===== INFORMATION PROVIDED =====

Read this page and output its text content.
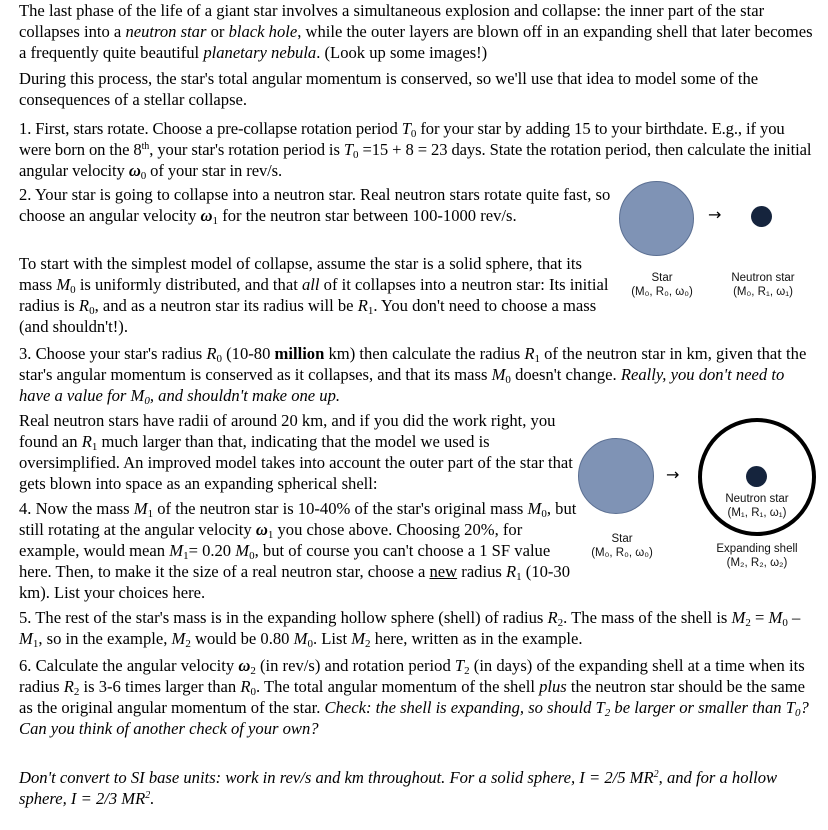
The last phase of the life of a giant star involves a simultaneous explosion and collapse: the inner part of the star collapses into a neutron star or black hole, while the outer layers are blown off in an expanding shell that later becomes a frequently quite beautiful planetary nebula. (Look up some images!)

During this process, the star's total angular momentum is conserved, so we'll use that idea to model some of the consequences of a stellar collapse.

1. First, stars rotate. Choose a pre-collapse rotation period $T_0$ for your star by adding 15 to your birthdate. E.g., if you were born on the 8th, your star's rotation period is $T_0 =15 + 8 = 23$ days. State the rotation period, then calculate the initial angular velocity $\omega_0$ of your star in rev/s.

2. Your star is going to collapse into a neutron star. Real neutron stars rotate quite fast, so choose an angular velocity $\omega_1$ for the neutron star between 100-1000 rev/s.

To start with the simplest model of collapse, assume the star is a solid sphere, that its mass $M_0$ is uniformly distributed, and that all of it collapses into a neutron star: Its initial radius is $R_0$, and as a neutron star its radius will be $R_1$. You don't need to choose a mass (and shouldn't!).

→
Star
(M₀, R₀, ω₀)
Neutron star
(M₀, R₁, ω₁)

3. Choose your star's radius $R_0$ (10-80 million km) then calculate the radius $R_1$ of the neutron star in km, given that the star's angular momentum is conserved as it collapses, and that its mass $M_0$ doesn't change. Really, you don't need to have a value for $M_0$, and shouldn't make one up.

Real neutron stars have radii of around 20 km, and if you did the work right, you found an $R_1$ much larger than that, indicating that the model we used is oversimplified. An improved model takes into account the outer part of the star that gets blown into space as an expanding spherical shell:

4. Now the mass $M_1$ of the neutron star is 10-40% of the star's original mass $M_0$, but still rotating at the angular velocity $\omega_1$ you chose above. Choosing 20%, for example, would mean $M_1= 0.20$ $M_0$, but of course you can't choose a 1 SF value here. Then, to make it the size of a real neutron star, choose a new radius $R_1$ (10-30 km). List your choices here.

→
Neutron star
(M₁, R₁, ω₁)
Star
(M₀, R₀, ω₀)	Expanding shell
(M₂, R₂, ω₂)

5. The rest of the star's mass is in the expanding hollow sphere (shell) of radius $R_2$. The mass of the shell is $M_2 = M_0 - M_1$, so in the example, $M_2$ would be 0.80 $M_0$. List $M_2$ here, written as in the example.

6. Calculate the angular velocity $\omega_2$ (in rev/s) and rotation period $T_2$ (in days) of the expanding shell at a time when its radius $R_2$ is 3-6 times larger than $R_0$. The total angular momentum of the shell plus the neutron star should be the same as the original angular momentum of the star. Check: the shell is expanding, so should $T_2$ be larger or smaller than $T_0$? Can you think of another check of your own?

Don't convert to SI base units: work in rev/s and km throughout. For a solid sphere, I = 2/5 $MR^2$, and for a hollow sphere, I = 2/3 $MR^2$.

=====

Images should not appear in the copy; retype the listing above exactly.

[SOLVED EXERCISE]
Read this page and output its text content.
The last phase of the life of a giant star involves a simultaneous explosion and collapse: the inner part of the star collapses into a neutron star or black hole, while the outer layers are blown off in an expanding shell that later becomes a frequently quite beautiful planetary nebula. (Look up some images!)

During this process, the star's total angular momentum is conserved, so we'll use that idea to model some of the consequences of a stellar collapse.

1. First, stars rotate. Choose a pre-collapse rotation period $T_0$ for your star by adding 15 to your birthdate. E.g., if you were born on the 8th, your star's rotation period is $T_0 =15 + 8 = 23$ days. State the rotation period, then calculate the initial angular velocity $\omega_0$ of your star in rev/s.

2. Your star is going to collapse into a neutron star. Real neutron stars rotate quite fast, so choose an angular velocity $\omega_1$ for the neutron star between 100-1000 rev/s.

To start with the simplest model of collapse, assume the star is a solid sphere, that its mass $M_0$ is uniformly distributed, and that all of it collapses into a neutron star: Its initial radius is $R_0$, and as a neutron star its radius will be $R_1$. You don't need to choose a mass (and shouldn't!).

→
Star
(M₀, R₀, ω₀)
Neutron star
(M₀, R₁, ω₁)

3. Choose your star's radius $R_0$ (10-80 million km) then calculate the radius $R_1$ of the neutron star in km, given that the star's angular momentum is conserved as it collapses, and that its mass $M_0$ doesn't change. Really, you don't need to have a value for $M_0$, and shouldn't make one up.

Real neutron stars have radii of around 20 km, and if you did the work right, you found an $R_1$ much larger than that, indicating that the model we used is oversimplified. An improved model takes into account the outer part of the star that gets blown into space as an expanding spherical shell:

4. Now the mass $M_1$ of the neutron star is 10-40% of the star's original mass $M_0$, but still rotating at the angular velocity $\omega_1$ you chose above. Choosing 20%, for example, would mean $M_1= 0.20$ $M_0$, but of course you can't choose a 1 SF value here. Then, to make it the size of a real neutron star, choose a new radius $R_1$ (10-30 km). List your choices here.

→
Neutron star
(M₁, R₁, ω₁)
Star
(M₀, R₀, ω₀)	Expanding shell
(M₂, R₂, ω₂)

5. The rest of the star's mass is in the expanding hollow sphere (shell) of radius $R_2$. The mass of the shell is $M_2 = M_0 - M_1$, so in the example, $M_2$ would be 0.80 $M_0$. List $M_2$ here, written as in the example.

6. Calculate the angular velocity $\omega_2$ (in rev/s) and rotation period $T_2$ (in days) of the expanding shell at a time when its radius $R_2$ is 3-6 times larger than $R_0$. The total angular momentum of the shell plus the neutron star should be the same as the original angular momentum of the star. Check: the shell is expanding, so should $T_2$ be larger or smaller than $T_0$? Can you think of another check of your own?

Don't convert to SI base units: work in rev/s and km throughout. For a solid sphere, I = 2/5 $MR^2$, and for a hollow sphere, I = 2/3 $MR^2$.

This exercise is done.